## Set problem 1
In the Lucene 2.9 performance thread, what does the internal collector do with results outside the first 200 hits when n=200?
## Set problem 2
From the Lucene 2.9 thread, return the passage between "Uwe Schindler Mon, 30" and "hits (if n=200).", inclusive.

RE: Performance problems with Lucene 2.9

Uwe Schindler Mon, 30 Nov 2009 09:00:59 -0800

> And sorting is done by the
> collector, Lucene has no idea how to sort.


Sorting is done by the internal collector behind the
Top(Field)Docs-returning method (your own collectors would have to do it
themselves). If you call search(Query, n,... Sort), internally an collector
is created that does the sorting for you and throws away all results that do
not fall into the first 200 hits (if n=200).

> If you use Sort, the returned
> TopDocs will be sorted.
> 
> If you do not sort at all and do not score your results, TopDocs is not
> very
> useful, because the first 200 hits cannot be ranked.
> 
> -----
> Uwe Schindler
> H.-H.-Meier-Allee 63, D-28213 Bremen
> http://www.thetaphi.de
> eMail: [email protected]
> 
> > -----Original Message-----
> > From: Michel Nadeau [mailto:[email protected]]
> > Sent: Monday, November 30, 2009 5:35 PM
> > To: [email protected]
> > Subject: Re: Performance problems with Lucene 2.9
> >
> > I'll definitely switch to a Collector.
> >
> > It's just not clear for me if I should use BooleanQueries or
> > MatchAllDocuments+Filters ?
> >
> > And should I write my own collector or the TopDocs one is perfect for me
> ?
> >
> > - Mike
> > [email protected]
> >
> >
> > On Mon, Nov 30, 2009 at 11:30 AM, Erick Erickson
> > <[email protected]>wrote:
> >
> > > The problem with hits is that a it re-executes the query
> > > every N documents where N is 100 (?).
> > >
> > > So, a loop like
> > > for (int idx : hits.length) {
> > >   do something....

## Data excerpt

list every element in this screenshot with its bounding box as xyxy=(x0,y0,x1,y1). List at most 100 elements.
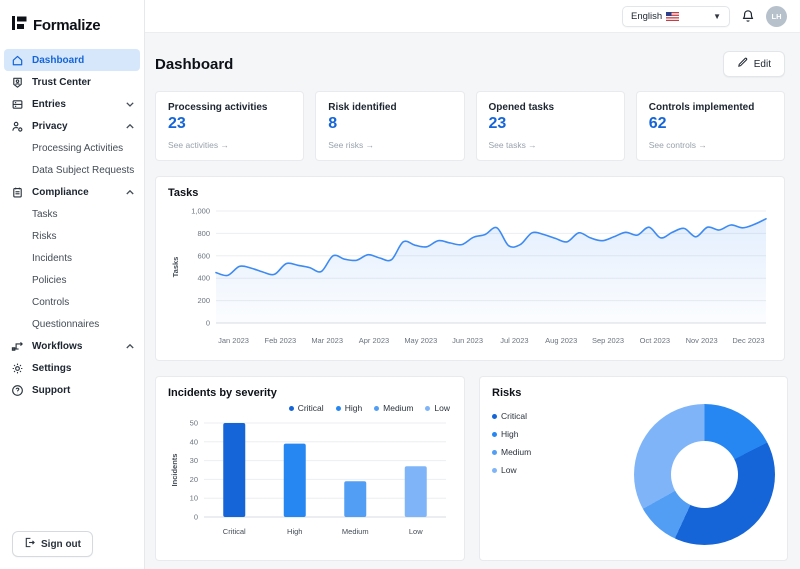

## Full solution 1
It throws them away.

## Full solution 2
Uwe Schindler Mon, 30 Nov 2009 09:00:59 -0800

> And sorting is done by the
> collector, Lucene has no idea how to sort.


Sorting is done by the internal collector behind the
Top(Field)Docs-returning method (your own collectors would have to do it
themselves). If you call search(Query, n,... Sort), internally an collector
is created that does the sorting for you and throws away all results that do
not fall into the first 200 hits (if n=200).